━━━━━ Фрагмент источника
Вряд ли в этом высказывании Одоевский использовал слово "человек" в собирательном смысле, ибо тогда его следовало бы понимать не иначе, как в духе геккелевско-дарвинской теории эволюции. Но в таком случае о каком "прежнем совершенстве" может идти речь?

Мы не берем на себя задачу дать полный анализ мировоззрения Одоевского (как и - Пушкина). Отметим лишь еще, что его природопознание было теософично.64 Свой реализм он постоянно углублял до мистических переживаний и прекрасно выражал в литературных произведениях ("Русские ночи", повесть "Саламандра" и др.). В научно-философских взглядах он шел к синтезу реализма с идеализмом через врата эмпиризма и оккультизма, которые, как мы знаем из Духовной науки, составляют два главных душевных настроения познающего субъекта, кармически обусловленные аспектами Солнца и Луны (см. ИПН, 151). Таким образом, эволюция мировоззрения Одоевского протекала в соответствии с законами Макрокосмоса.
━━━━━━━━━━
━━━━━ Предоставленный материал
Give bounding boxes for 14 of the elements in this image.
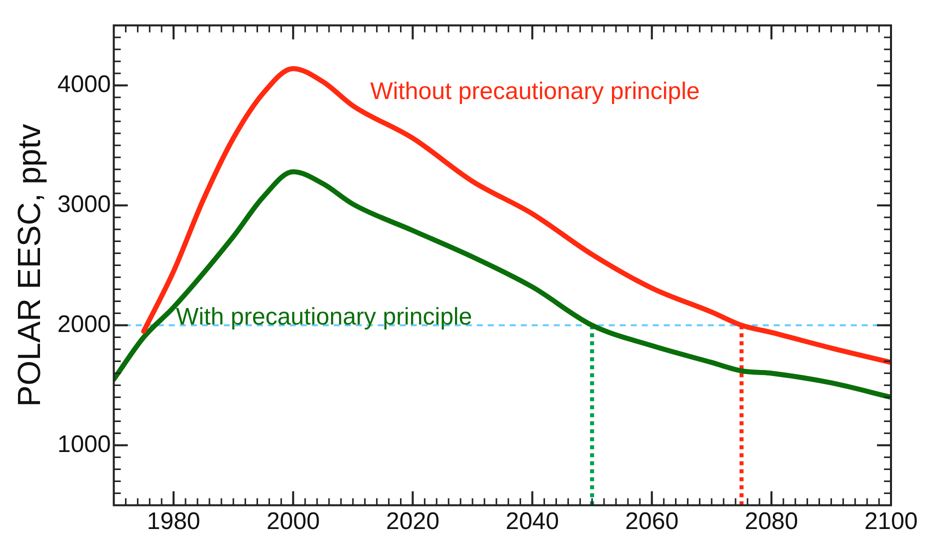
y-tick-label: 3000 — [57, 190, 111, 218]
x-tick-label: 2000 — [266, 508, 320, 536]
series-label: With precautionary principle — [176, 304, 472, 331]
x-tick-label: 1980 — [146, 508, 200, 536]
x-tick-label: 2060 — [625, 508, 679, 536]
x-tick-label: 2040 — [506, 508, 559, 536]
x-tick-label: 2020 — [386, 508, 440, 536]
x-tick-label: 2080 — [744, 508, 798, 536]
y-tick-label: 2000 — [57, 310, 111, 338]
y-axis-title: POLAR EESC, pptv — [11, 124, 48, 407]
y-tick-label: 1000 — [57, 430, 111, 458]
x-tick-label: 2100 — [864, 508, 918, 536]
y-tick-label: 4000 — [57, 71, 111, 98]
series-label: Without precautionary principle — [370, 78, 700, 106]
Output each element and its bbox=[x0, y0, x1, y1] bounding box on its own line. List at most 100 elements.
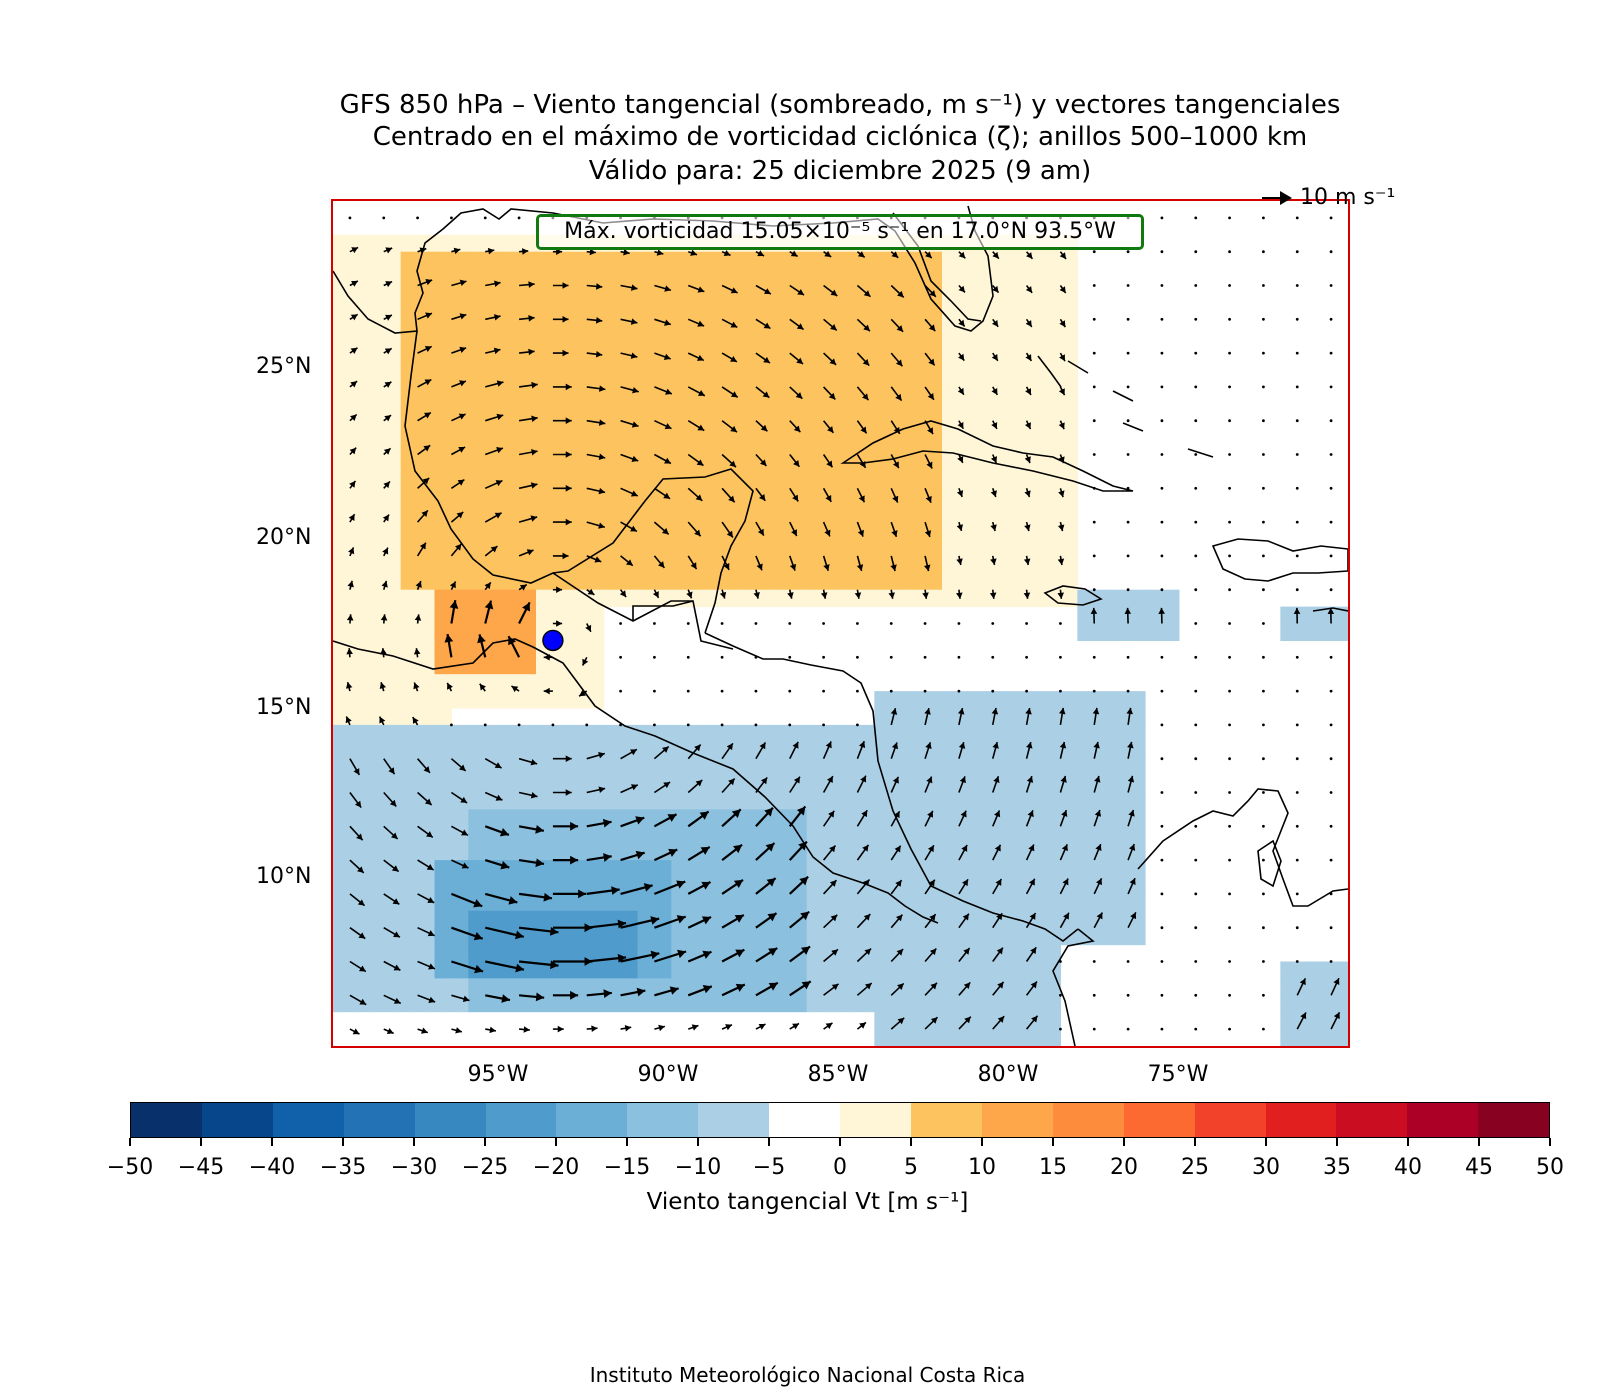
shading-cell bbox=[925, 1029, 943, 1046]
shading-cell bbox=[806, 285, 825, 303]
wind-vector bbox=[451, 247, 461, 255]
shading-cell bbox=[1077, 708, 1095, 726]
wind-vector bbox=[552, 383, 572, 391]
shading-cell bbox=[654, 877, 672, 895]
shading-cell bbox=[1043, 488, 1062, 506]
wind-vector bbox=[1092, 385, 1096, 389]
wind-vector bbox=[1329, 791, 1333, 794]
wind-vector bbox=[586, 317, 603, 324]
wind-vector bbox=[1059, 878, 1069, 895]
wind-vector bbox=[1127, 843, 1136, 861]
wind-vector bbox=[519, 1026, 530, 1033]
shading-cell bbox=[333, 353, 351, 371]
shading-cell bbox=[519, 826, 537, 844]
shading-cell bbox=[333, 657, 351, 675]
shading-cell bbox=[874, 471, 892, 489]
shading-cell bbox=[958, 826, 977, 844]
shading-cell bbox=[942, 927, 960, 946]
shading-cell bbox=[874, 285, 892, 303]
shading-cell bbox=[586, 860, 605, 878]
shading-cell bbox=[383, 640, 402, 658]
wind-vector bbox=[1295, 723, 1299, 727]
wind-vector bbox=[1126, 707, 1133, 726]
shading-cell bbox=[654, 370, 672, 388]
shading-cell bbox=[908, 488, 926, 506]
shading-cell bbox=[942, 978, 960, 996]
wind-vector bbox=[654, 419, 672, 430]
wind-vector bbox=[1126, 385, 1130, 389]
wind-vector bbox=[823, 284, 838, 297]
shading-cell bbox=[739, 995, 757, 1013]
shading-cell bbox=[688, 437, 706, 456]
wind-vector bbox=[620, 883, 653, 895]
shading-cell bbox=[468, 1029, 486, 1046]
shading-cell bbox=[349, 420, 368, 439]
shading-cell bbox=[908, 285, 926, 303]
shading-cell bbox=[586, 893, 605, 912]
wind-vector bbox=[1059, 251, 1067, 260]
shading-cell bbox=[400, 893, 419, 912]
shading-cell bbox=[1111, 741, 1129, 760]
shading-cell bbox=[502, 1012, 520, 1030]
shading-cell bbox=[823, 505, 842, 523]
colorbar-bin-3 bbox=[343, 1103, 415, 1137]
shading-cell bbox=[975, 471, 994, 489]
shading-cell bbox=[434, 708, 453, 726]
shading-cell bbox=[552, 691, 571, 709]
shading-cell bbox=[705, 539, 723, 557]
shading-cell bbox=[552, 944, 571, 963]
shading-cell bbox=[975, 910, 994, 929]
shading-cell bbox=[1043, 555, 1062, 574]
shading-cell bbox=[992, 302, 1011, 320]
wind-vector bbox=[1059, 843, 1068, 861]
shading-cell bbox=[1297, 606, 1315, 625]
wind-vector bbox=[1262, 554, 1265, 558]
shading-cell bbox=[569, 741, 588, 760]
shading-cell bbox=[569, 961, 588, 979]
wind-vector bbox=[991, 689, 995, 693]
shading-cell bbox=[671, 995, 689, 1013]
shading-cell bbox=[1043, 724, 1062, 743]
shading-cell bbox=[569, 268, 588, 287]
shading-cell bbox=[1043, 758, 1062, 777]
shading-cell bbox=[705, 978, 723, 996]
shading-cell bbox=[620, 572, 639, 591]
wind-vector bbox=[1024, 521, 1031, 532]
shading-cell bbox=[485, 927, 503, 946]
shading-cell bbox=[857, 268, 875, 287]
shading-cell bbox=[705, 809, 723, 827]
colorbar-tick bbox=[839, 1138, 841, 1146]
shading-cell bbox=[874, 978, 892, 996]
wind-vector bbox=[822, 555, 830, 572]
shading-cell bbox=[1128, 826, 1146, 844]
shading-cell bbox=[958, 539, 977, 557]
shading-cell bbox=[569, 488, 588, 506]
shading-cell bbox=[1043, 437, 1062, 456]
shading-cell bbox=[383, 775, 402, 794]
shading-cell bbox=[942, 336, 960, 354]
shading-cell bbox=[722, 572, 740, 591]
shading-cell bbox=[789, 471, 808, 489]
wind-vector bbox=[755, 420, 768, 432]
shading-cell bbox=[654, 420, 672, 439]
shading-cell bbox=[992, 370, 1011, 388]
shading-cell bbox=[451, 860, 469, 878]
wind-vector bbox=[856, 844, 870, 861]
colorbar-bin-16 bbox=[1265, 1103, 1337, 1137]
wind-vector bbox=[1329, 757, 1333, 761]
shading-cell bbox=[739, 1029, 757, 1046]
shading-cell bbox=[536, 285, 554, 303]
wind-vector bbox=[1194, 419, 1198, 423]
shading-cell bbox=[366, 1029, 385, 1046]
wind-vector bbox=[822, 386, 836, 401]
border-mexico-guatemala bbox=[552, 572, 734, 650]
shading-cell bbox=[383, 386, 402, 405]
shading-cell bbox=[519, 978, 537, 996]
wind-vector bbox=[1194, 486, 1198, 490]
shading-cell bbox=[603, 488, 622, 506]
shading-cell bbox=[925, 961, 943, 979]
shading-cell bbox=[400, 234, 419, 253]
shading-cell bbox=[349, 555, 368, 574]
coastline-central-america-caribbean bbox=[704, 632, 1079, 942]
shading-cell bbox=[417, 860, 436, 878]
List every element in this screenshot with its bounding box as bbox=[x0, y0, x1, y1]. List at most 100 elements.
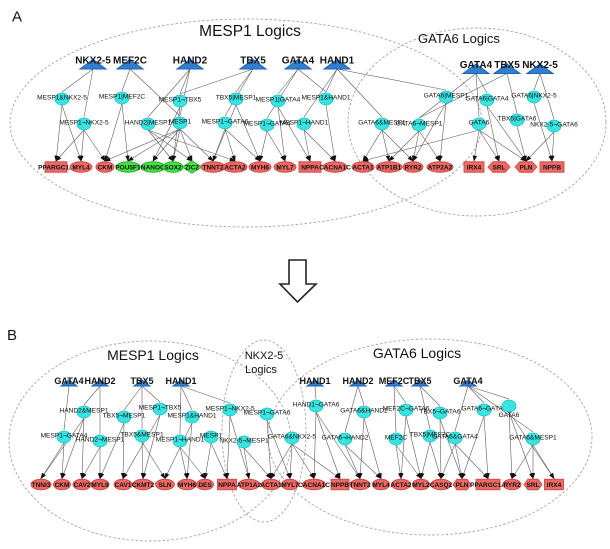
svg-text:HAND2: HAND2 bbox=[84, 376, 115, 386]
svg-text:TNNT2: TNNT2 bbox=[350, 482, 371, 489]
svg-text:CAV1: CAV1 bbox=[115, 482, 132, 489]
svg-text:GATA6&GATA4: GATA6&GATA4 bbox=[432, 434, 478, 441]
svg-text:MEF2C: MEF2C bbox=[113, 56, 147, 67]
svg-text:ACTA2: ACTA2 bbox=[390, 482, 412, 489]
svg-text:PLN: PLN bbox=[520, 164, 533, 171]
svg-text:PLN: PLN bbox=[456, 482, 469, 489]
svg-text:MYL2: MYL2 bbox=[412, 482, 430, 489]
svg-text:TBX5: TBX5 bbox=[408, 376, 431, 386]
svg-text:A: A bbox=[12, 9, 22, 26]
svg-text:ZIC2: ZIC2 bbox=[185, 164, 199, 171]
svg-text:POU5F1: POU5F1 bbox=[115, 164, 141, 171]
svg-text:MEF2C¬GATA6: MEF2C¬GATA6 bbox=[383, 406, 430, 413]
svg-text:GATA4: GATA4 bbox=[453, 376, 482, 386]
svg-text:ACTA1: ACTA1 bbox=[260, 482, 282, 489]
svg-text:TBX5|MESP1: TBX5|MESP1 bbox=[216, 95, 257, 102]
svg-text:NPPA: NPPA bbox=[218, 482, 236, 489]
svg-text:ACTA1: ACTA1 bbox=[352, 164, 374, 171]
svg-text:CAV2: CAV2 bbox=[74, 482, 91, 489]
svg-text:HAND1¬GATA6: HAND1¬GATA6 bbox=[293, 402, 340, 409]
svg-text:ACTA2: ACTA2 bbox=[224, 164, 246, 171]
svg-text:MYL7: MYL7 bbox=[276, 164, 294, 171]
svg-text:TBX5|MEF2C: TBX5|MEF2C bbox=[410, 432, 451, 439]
━━━━━━━━━━
* **Суть задания**:
Перепишите дословно часть фрагмента о мировоззрении Одоевского, начиная со слов «Вряд ли в этом» и продолжая до слов «может идти речь?» включительно. Строки не имеют отношения к приведённому фрагменту.

* **Ответ к упражнению**:
Вряд ли в этом высказывании Одоевский использовал слово "человек" в собирательном смысле, ибо тогда его следовало бы понимать не иначе, как в духе геккелевско-дарвинской теории эволюции. Но в таком случае о каком "прежнем совершенстве" может идти речь?